**Records from a data source:**
══════════════════════════════

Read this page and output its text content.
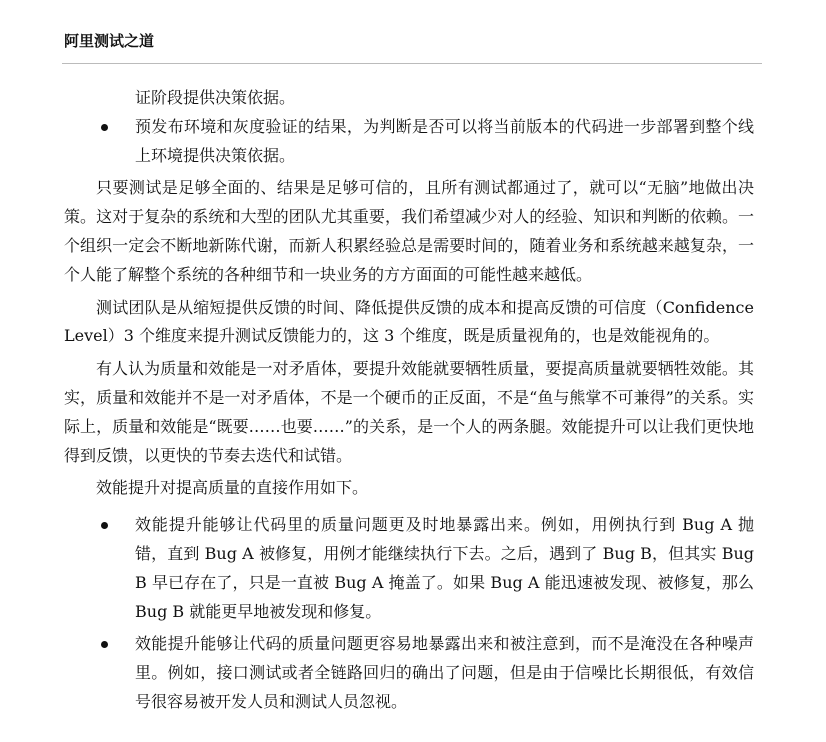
阿里测试之道

证阶段提供决策依据。

预发布环境和灰度验证的结果，为判断是否可以将当前版本的代码进一步部署到整个线上环境提供决策依据。

只要测试是足够全面的、结果是足够可信的，且所有测试都通过了，就可以“无脑”地做出决策。这对于复杂的系统和大型的团队尤其重要，我们希望减少对人的经验、知识和判断的依赖。一个组织一定会不断地新陈代谢，而新人积累经验总是需要时间的，随着业务和系统越来越复杂，一个人能了解整个系统的各种细节和一块业务的方方面面的可能性越来越低。

测试团队是从缩短提供反馈的时间、降低提供反馈的成本和提高反馈的可信度（Confidence Level）3 个维度来提升测试反馈能力的，这 3 个维度，既是质量视角的，也是效能视角的。

有人认为质量和效能是一对矛盾体，要提升效能就要牺牲质量，要提高质量就要牺牲效能。其实，质量和效能并不是一对矛盾体，不是一个硬币的正反面，不是“鱼与熊掌不可兼得”的关系。实际上，质量和效能是“既要……也要……”的关系，是一个人的两条腿。效能提升可以让我们更快地得到反馈，以更快的节奏去迭代和试错。

效能提升对提高质量的直接作用如下。

效能提升能够让代码里的质量问题更及时地暴露出来。例如，用例执行到 Bug A 抛错，直到 Bug A 被修复，用例才能继续执行下去。之后，遇到了 Bug B，但其实 Bug B 早已存在了，只是一直被 Bug A 掩盖了。如果 Bug A 能迅速被发现、被修复，那么 Bug B 就能更早地被发现和修复。
效能提升能够让代码的质量问题更容易地暴露出来和被注意到，而不是淹没在各种噪声里。例如，接口测试或者全链路回归的确出了问题，但是由于信噪比长期很低，有效信号很容易被开发人员和测试人员忽视。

══════════════════════════════

**WHAT THIS TASK INVOLVES:**
Output the data above without changes, apart from leaving out the pictures.

**SOLUTION TO THIS EXERCISE:**
Read this page and output its text content.
阿里测试之道

证阶段提供决策依据。

预发布环境和灰度验证的结果，为判断是否可以将当前版本的代码进一步部署到整个线上环境提供决策依据。

只要测试是足够全面的、结果是足够可信的，且所有测试都通过了，就可以“无脑”地做出决策。这对于复杂的系统和大型的团队尤其重要，我们希望减少对人的经验、知识和判断的依赖。一个组织一定会不断地新陈代谢，而新人积累经验总是需要时间的，随着业务和系统越来越复杂，一个人能了解整个系统的各种细节和一块业务的方方面面的可能性越来越低。

测试团队是从缩短提供反馈的时间、降低提供反馈的成本和提高反馈的可信度（Confidence Level）3 个维度来提升测试反馈能力的，这 3 个维度，既是质量视角的，也是效能视角的。

有人认为质量和效能是一对矛盾体，要提升效能就要牺牲质量，要提高质量就要牺牲效能。其实，质量和效能并不是一对矛盾体，不是一个硬币的正反面，不是“鱼与熊掌不可兼得”的关系。实际上，质量和效能是“既要……也要……”的关系，是一个人的两条腿。效能提升可以让我们更快地得到反馈，以更快的节奏去迭代和试错。

效能提升对提高质量的直接作用如下。

效能提升能够让代码里的质量问题更及时地暴露出来。例如，用例执行到 Bug A 抛错，直到 Bug A 被修复，用例才能继续执行下去。之后，遇到了 Bug B，但其实 Bug B 早已存在了，只是一直被 Bug A 掩盖了。如果 Bug A 能迅速被发现、被修复，那么 Bug B 就能更早地被发现和修复。
效能提升能够让代码的质量问题更容易地暴露出来和被注意到，而不是淹没在各种噪声里。例如，接口测试或者全链路回归的确出了问题，但是由于信噪比长期很低，有效信号很容易被开发人员和测试人员忽视。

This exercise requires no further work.